- [EXERCISE TASKS]:
[A] Translate this sentence from the proofreading passage into Spanish: "As we know, proofreading involves checking for grammatical, spelling, and mechanical errors, which may include problems with verb tense, subject-verb agreement, parallel structure, sentence completion, alternate spellings, capitalization, and punctuation."
[B] In the proofreading passage, what kinds of limit are suggested for the length of text in a question?
[C] Rewrite the proofreading passage starting with "Yes, I understand, it" and going on through "sentences? or both?).", with "limit" changed to "cap".

Start of PROVIDED PASSAGE

As we know, proofreading involves checking for grammatical, spelling, and mechanical errors, which may include problems with verb tense, subject-verb agreement, parallel structure, sentence completion, alternate spellings, capitalization, and punctuation.

Since proofreading, as it is well-known, is quite instructive in the learning process, both for native and not-native of English language, I propose that ELL might allow this type of questions without the risk of having the standard answer "I'm sorry, but how is this not a proofreading request, and thus off-topic?"

Yes, I understand, it is not possible to consent very long text in question, but, then, we could establish a limit (number of words? number of sentences? or both?).

End of PROVIDED PASSAGE
Start of SUPPLIED RECORDS

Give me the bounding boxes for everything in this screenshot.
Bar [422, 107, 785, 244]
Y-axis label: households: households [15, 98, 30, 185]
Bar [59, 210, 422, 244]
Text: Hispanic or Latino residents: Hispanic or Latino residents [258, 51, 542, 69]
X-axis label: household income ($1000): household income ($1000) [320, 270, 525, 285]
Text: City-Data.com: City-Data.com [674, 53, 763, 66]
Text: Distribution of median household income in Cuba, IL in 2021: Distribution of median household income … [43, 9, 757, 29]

End of SUPPLIED RECORDS

- [PROBLEM SOLUTIONS]:
[A] Como sabemos, la corrección de textos consiste en revisar errores gramaticales, ortográficos y mecánicos, que pueden incluir problemas de tiempo verbal, concordancia entre sujeto y verbo, estructura paralela, completitud de las oraciones, variantes ortográficas, uso de mayúsculas y puntuación.

[B] A limit on the number of words, the number of sentences, or both.

[C]
Yes, I understand, it is not possible to consent very long text in question, but, then, we could establish a cap (number of words? number of sentences? or both?).